## [Your instructions]
Starting at the first row and ending at the row containing "nav-projects-label: PROJECTS: [973, 50, 1055, 66]", rewrite those rows with "Read More" swapped for "Continue Reading", keeping everything else the same.

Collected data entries
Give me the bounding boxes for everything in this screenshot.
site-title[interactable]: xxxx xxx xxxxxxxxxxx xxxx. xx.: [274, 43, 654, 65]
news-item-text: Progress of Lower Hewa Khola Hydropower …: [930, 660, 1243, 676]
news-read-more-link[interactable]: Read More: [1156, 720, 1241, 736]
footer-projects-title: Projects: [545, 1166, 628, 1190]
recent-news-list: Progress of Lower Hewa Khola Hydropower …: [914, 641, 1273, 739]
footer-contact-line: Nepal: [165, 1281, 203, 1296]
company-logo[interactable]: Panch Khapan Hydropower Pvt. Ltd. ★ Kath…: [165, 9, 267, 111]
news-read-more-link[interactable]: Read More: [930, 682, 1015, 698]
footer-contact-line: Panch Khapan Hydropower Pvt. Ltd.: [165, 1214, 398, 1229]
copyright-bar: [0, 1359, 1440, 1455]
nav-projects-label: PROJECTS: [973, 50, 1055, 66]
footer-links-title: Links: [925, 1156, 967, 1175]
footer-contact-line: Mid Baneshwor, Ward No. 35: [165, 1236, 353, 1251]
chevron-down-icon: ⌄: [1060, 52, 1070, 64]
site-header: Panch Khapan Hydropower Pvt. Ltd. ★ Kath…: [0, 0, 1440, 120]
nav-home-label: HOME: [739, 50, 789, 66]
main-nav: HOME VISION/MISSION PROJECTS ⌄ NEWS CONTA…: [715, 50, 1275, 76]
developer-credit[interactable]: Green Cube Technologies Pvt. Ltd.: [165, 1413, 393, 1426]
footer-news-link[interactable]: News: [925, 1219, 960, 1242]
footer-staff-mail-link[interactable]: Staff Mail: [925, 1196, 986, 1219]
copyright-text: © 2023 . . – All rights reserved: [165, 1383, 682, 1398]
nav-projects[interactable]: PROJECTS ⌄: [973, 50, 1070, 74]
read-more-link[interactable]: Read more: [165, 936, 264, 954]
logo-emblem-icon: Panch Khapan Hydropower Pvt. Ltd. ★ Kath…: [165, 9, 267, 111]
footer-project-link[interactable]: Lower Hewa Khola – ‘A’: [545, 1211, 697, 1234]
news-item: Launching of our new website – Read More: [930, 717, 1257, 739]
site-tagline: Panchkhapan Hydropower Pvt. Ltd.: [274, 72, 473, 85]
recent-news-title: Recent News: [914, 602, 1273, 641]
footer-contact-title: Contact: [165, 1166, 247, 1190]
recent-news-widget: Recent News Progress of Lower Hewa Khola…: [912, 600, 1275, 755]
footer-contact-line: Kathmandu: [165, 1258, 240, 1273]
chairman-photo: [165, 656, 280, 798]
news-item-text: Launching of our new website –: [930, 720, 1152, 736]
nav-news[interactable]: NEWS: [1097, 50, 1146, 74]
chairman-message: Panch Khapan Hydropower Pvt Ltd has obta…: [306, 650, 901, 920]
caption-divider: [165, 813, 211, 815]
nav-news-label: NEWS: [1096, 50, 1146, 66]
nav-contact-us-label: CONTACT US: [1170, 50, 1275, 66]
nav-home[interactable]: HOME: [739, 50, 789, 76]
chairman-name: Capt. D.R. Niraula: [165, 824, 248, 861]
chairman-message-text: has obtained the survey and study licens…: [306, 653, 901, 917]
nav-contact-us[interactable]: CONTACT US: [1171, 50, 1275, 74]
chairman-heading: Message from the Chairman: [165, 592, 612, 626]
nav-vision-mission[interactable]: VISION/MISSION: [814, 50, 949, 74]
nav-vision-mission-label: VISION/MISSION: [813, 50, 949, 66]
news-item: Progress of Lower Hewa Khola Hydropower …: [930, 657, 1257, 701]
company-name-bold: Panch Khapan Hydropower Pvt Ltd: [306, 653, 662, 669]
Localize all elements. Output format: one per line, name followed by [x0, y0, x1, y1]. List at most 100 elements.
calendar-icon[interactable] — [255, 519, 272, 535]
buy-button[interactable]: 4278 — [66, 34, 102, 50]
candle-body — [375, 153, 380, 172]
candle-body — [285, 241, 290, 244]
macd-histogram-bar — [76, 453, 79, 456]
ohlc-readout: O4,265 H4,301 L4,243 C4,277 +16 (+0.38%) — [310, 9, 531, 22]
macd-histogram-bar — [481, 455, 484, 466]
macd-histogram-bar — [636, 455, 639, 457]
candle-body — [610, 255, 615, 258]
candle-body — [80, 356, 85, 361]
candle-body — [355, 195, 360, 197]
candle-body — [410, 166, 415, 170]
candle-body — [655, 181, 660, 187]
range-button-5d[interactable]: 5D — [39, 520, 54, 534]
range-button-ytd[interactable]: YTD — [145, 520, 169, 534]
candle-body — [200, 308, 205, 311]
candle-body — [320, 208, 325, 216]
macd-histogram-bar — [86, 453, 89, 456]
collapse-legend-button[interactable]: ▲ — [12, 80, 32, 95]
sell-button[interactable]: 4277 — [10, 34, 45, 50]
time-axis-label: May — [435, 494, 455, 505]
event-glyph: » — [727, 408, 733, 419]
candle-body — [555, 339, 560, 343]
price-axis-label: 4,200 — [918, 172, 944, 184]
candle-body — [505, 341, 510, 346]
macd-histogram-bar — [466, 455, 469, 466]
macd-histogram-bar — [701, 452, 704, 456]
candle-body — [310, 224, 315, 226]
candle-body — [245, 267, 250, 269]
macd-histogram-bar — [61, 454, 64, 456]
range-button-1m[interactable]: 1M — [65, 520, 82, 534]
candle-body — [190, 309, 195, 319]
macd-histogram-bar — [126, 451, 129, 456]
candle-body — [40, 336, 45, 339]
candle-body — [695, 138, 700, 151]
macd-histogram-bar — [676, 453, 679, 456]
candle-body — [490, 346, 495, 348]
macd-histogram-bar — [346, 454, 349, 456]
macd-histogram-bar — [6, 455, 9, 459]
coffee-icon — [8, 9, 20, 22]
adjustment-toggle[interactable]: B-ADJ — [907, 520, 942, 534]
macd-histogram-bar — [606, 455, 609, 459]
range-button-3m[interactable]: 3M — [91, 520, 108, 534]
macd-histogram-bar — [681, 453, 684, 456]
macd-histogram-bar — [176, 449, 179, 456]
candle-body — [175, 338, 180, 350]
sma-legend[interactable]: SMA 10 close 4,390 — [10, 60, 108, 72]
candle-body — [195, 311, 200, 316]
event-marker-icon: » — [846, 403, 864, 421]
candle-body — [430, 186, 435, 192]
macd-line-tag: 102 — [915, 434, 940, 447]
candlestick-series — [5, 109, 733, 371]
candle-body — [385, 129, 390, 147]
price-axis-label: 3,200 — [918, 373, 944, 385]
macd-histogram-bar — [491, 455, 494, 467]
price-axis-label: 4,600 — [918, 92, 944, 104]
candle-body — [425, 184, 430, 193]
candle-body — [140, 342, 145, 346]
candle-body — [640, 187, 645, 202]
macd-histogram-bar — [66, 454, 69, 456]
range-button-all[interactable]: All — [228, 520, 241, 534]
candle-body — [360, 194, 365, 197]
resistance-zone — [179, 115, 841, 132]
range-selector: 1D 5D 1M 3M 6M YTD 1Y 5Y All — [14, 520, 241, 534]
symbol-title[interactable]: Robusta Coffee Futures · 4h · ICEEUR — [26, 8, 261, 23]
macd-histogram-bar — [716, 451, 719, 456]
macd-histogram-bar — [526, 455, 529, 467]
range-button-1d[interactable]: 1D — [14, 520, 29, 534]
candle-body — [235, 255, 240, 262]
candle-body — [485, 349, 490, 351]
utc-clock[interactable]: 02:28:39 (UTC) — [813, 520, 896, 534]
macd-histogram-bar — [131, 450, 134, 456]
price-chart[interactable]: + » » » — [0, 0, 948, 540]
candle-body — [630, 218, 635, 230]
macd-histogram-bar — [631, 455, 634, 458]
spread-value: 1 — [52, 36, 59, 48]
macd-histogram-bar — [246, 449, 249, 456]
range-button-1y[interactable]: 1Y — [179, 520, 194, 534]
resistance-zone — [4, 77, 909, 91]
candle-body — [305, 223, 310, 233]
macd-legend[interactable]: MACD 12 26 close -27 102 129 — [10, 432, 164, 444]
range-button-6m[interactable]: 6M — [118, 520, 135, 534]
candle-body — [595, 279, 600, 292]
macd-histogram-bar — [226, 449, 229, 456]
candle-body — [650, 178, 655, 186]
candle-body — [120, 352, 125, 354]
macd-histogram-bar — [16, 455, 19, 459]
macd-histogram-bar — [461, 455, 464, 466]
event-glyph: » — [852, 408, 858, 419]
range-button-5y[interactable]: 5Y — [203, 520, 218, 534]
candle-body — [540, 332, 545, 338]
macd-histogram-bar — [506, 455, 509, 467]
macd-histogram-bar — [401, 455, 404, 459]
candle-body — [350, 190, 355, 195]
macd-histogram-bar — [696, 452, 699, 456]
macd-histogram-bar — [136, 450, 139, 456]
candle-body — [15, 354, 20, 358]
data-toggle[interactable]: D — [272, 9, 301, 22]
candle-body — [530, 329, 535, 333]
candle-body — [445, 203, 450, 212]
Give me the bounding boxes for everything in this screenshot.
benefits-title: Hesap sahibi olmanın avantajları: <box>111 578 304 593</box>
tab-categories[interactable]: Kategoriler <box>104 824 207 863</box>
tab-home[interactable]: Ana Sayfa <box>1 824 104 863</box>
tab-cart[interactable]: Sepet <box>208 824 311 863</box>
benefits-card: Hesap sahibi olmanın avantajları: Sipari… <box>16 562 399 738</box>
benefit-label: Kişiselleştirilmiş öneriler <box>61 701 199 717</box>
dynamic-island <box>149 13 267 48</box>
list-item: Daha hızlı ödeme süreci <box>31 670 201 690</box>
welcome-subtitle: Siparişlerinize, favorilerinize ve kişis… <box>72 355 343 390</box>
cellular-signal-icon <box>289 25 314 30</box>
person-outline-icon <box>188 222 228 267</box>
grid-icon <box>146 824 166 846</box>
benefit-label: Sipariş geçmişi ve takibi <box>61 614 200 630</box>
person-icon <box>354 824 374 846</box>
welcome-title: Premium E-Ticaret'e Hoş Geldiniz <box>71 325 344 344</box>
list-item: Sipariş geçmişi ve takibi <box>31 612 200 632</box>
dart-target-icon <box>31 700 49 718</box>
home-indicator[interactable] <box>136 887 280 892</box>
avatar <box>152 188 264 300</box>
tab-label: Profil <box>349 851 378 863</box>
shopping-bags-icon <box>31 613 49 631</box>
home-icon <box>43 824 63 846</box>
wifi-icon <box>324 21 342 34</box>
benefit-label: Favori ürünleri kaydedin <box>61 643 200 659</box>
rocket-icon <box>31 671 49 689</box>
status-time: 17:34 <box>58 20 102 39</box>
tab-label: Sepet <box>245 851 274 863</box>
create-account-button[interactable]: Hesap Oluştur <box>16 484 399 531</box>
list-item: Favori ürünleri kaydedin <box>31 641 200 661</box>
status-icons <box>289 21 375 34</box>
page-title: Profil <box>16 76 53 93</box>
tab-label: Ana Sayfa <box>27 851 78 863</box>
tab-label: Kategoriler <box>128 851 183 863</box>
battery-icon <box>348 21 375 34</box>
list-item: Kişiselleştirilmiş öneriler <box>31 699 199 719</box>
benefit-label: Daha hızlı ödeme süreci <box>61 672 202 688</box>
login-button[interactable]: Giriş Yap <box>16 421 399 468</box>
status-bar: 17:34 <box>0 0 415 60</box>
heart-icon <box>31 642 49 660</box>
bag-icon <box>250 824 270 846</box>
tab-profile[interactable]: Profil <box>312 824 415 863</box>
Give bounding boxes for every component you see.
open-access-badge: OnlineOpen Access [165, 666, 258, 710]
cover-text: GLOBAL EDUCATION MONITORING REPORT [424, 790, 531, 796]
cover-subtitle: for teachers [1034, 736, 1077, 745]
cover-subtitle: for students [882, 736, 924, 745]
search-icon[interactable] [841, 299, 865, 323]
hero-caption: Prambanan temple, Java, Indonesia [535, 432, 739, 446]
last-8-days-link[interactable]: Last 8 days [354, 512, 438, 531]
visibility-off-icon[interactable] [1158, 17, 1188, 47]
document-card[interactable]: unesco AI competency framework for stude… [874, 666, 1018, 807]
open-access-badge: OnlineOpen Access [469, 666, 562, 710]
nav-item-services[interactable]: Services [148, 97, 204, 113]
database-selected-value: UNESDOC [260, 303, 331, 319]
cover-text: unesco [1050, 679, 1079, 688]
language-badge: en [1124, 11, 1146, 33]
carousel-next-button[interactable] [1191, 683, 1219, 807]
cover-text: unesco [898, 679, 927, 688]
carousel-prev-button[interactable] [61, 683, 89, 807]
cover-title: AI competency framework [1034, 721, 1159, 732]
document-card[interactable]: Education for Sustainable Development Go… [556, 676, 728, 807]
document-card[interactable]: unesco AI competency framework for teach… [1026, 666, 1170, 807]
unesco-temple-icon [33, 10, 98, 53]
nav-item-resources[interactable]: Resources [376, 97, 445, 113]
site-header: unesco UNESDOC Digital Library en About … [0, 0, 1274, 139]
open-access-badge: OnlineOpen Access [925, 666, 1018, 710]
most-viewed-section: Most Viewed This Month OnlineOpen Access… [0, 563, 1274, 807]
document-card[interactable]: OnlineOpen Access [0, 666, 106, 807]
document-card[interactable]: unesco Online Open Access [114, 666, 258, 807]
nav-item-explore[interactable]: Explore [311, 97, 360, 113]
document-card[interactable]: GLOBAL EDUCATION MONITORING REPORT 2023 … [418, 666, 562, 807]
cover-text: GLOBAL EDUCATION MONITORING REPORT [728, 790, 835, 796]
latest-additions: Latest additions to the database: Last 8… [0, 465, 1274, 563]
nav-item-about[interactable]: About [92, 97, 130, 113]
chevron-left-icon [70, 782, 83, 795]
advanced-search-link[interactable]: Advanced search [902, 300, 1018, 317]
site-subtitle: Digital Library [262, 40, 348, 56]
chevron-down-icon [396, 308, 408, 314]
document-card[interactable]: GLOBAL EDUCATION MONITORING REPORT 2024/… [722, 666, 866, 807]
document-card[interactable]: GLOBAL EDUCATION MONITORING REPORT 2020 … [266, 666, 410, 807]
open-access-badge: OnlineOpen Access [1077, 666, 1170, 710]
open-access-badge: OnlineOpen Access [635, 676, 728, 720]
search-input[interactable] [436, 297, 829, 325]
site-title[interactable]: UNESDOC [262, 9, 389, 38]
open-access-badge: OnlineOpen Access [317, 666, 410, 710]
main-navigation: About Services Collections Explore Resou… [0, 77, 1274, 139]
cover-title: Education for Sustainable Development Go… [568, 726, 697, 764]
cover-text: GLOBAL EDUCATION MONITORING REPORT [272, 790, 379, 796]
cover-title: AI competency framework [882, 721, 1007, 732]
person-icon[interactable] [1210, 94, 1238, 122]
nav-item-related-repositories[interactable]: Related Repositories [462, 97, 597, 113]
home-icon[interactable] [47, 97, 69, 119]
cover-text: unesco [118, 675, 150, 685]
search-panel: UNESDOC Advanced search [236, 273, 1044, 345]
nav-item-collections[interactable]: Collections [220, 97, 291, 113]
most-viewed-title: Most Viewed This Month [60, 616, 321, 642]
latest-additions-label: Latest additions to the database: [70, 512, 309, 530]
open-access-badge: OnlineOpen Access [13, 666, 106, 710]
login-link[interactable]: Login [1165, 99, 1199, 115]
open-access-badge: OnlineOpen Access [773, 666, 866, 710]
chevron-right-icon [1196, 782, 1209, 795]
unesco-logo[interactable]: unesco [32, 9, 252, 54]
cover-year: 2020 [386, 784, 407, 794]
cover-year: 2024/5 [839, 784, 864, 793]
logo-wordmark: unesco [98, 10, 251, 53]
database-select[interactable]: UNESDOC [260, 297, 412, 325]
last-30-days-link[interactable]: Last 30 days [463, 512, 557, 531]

## [Reply]
Give me the bounding boxes for everything in this screenshot.
site-title[interactable]: xxxx xxx xxxxxxxxxxx xxxx. xx.: [274, 43, 654, 65]
news-item-text: Progress of Lower Hewa Khola Hydropower …: [930, 660, 1243, 676]
news-read-more-link[interactable]: Continue Reading: [1156, 720, 1241, 736]
footer-projects-title: Projects: [545, 1166, 628, 1190]
recent-news-list: Progress of Lower Hewa Khola Hydropower …: [914, 641, 1273, 739]
footer-contact-line: Nepal: [165, 1281, 203, 1296]
company-logo[interactable]: Panch Khapan Hydropower Pvt. Ltd. ★ Kath…: [165, 9, 267, 111]
news-read-more-link[interactable]: Continue Reading: [930, 682, 1015, 698]
footer-contact-line: Panch Khapan Hydropower Pvt. Ltd.: [165, 1214, 398, 1229]
copyright-bar: [0, 1359, 1440, 1455]
nav-projects-label: PROJECTS: [973, 50, 1055, 66]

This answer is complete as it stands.